§ PROBLEM DETAILS
Which lines hold the word "поддержку"? Copy each of them.

Data records:
-- BEGIN --

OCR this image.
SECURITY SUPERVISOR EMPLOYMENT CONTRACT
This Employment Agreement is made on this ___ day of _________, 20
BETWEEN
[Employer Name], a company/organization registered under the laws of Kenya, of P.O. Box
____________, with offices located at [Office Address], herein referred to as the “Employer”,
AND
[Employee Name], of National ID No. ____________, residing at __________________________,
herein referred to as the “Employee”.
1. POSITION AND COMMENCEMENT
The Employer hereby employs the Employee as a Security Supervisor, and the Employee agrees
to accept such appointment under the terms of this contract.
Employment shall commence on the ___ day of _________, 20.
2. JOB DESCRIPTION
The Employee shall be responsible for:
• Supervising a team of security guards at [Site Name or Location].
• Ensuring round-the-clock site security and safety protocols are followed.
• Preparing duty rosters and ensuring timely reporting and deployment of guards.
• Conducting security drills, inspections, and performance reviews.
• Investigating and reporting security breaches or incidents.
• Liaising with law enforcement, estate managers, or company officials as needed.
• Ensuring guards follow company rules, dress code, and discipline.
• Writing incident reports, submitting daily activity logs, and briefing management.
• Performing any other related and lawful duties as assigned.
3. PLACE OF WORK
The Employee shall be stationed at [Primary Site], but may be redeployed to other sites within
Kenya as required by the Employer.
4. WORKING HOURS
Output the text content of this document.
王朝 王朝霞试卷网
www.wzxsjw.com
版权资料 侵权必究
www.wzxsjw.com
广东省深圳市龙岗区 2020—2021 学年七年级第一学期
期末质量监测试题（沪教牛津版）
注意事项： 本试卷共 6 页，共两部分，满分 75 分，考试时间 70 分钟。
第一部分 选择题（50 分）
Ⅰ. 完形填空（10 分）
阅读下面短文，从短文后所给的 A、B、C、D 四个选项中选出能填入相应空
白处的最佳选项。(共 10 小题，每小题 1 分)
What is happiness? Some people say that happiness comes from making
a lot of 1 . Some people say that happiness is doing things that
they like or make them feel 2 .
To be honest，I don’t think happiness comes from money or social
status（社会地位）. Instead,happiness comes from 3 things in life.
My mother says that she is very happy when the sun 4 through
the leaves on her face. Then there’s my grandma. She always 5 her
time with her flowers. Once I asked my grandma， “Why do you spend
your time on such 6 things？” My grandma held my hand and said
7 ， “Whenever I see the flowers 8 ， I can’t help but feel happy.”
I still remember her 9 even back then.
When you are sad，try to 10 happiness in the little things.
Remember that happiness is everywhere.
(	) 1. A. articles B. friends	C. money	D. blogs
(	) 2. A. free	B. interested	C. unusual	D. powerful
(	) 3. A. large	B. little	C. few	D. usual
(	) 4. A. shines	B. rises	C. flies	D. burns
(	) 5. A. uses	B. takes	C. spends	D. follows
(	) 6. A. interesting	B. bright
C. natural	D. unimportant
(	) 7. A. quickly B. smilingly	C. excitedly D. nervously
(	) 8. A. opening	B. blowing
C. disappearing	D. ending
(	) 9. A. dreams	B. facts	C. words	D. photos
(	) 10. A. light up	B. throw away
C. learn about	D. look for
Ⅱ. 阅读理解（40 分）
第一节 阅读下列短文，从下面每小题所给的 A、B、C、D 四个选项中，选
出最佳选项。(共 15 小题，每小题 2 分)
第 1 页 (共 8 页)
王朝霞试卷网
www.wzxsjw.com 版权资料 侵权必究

-- END --
-- BEGIN --

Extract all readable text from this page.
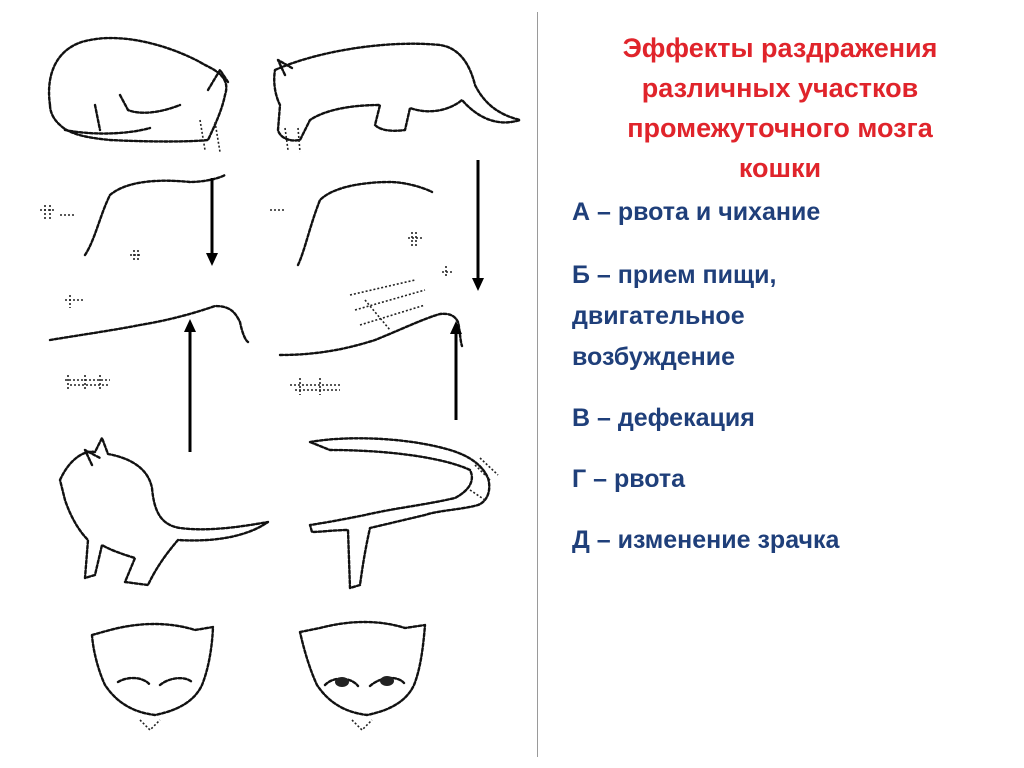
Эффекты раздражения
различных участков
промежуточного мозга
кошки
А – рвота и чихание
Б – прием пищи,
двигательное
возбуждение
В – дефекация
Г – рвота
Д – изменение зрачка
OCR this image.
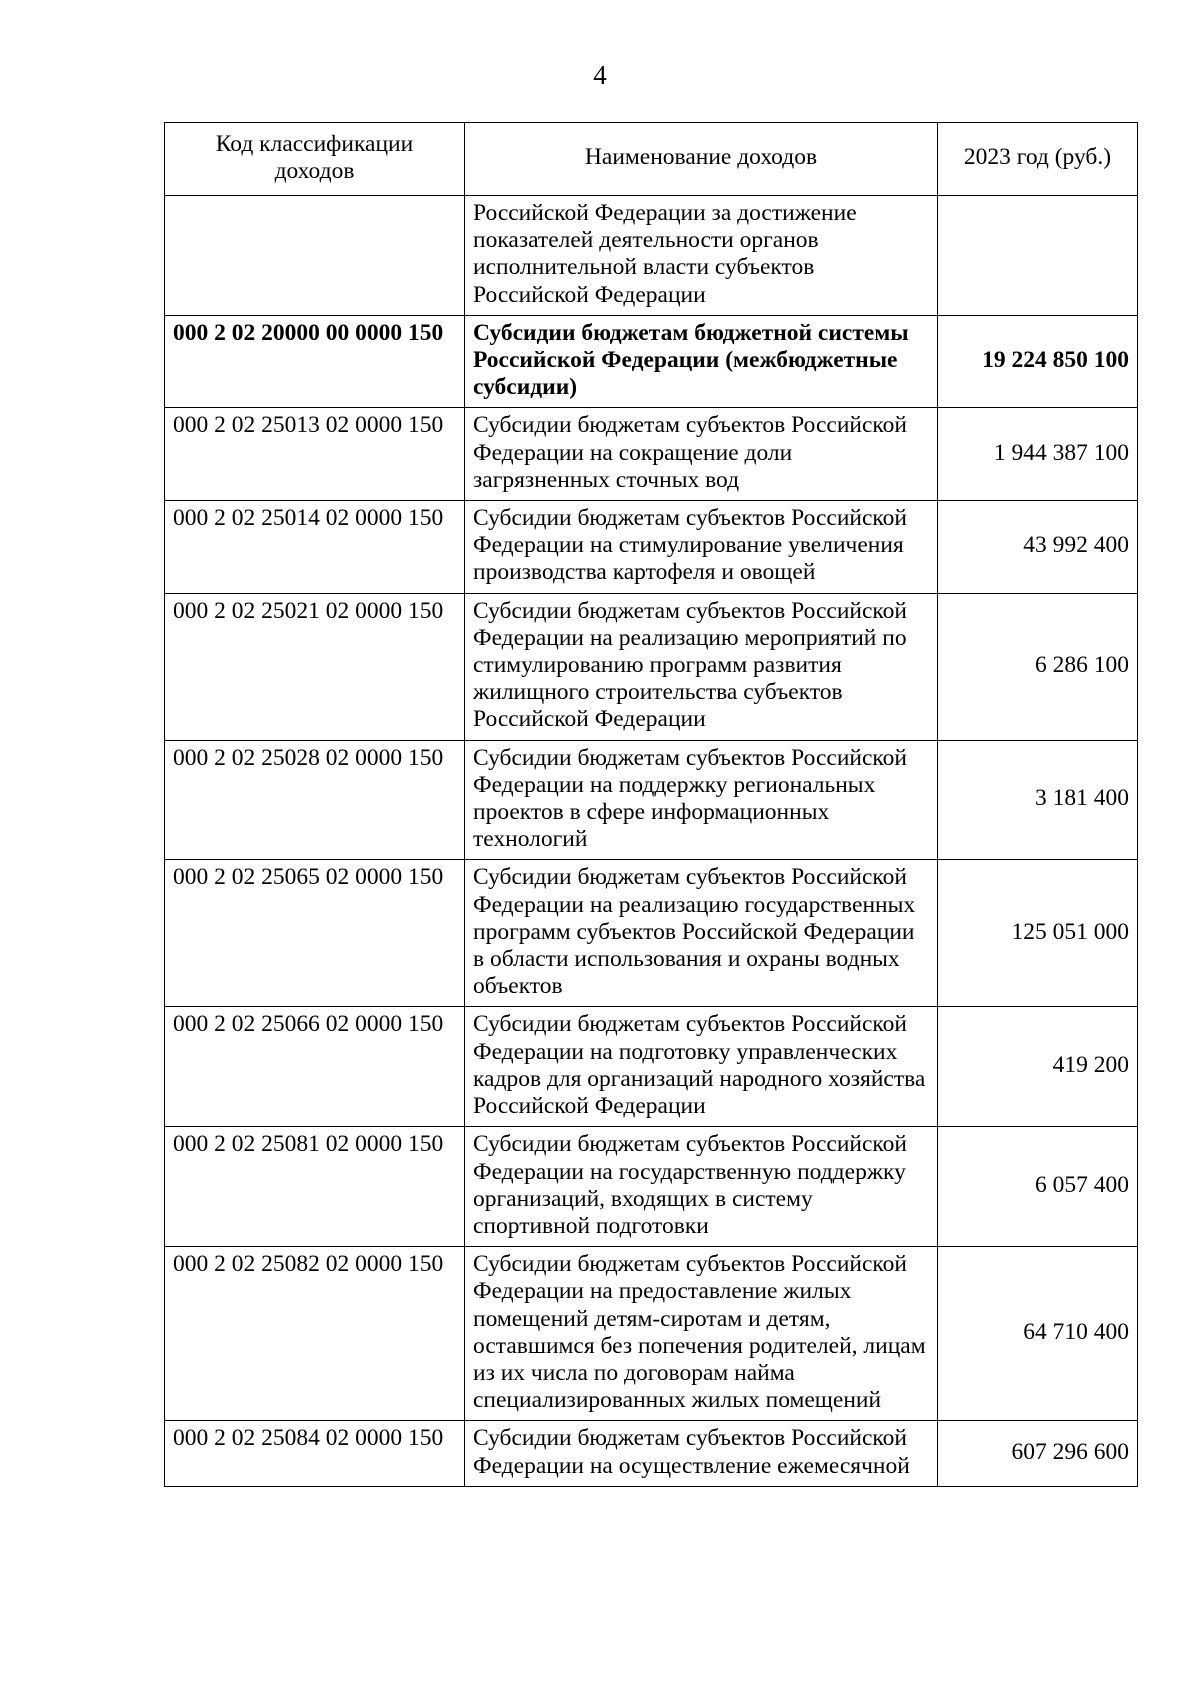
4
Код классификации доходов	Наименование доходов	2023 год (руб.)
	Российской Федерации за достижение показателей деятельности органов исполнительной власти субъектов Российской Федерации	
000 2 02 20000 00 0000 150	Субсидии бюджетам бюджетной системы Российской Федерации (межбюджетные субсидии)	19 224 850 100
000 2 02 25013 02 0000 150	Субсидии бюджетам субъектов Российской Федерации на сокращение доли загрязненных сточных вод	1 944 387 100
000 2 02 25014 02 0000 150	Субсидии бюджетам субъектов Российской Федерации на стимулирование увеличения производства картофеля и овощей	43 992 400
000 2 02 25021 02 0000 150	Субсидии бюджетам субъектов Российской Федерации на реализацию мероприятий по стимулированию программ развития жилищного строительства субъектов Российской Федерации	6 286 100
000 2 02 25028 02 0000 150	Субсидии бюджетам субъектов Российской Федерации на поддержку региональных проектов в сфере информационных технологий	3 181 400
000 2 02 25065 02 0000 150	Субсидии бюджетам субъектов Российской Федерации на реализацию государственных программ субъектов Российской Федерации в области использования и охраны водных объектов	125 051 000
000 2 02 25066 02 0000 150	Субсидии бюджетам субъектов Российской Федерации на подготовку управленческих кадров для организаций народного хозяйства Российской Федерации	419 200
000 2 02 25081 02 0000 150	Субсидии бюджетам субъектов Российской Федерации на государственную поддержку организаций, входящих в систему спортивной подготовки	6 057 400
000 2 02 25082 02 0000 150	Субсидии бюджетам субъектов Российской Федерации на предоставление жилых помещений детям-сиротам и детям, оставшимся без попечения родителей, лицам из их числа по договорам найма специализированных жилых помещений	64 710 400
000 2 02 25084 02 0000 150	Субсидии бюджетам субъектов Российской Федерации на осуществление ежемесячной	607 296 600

-- END --

§ TASK RESPONSE
000 2 02 25028 02 0000 150	Субсидии бюджетам субъектов Российской Федерации на поддержку региональных проектов в сфере информационных технологий	3 181 400
000 2 02 25081 02 0000 150	Субсидии бюджетам субъектов Российской Федерации на государственную поддержку организаций, входящих в систему спортивной подготовки	6 057 400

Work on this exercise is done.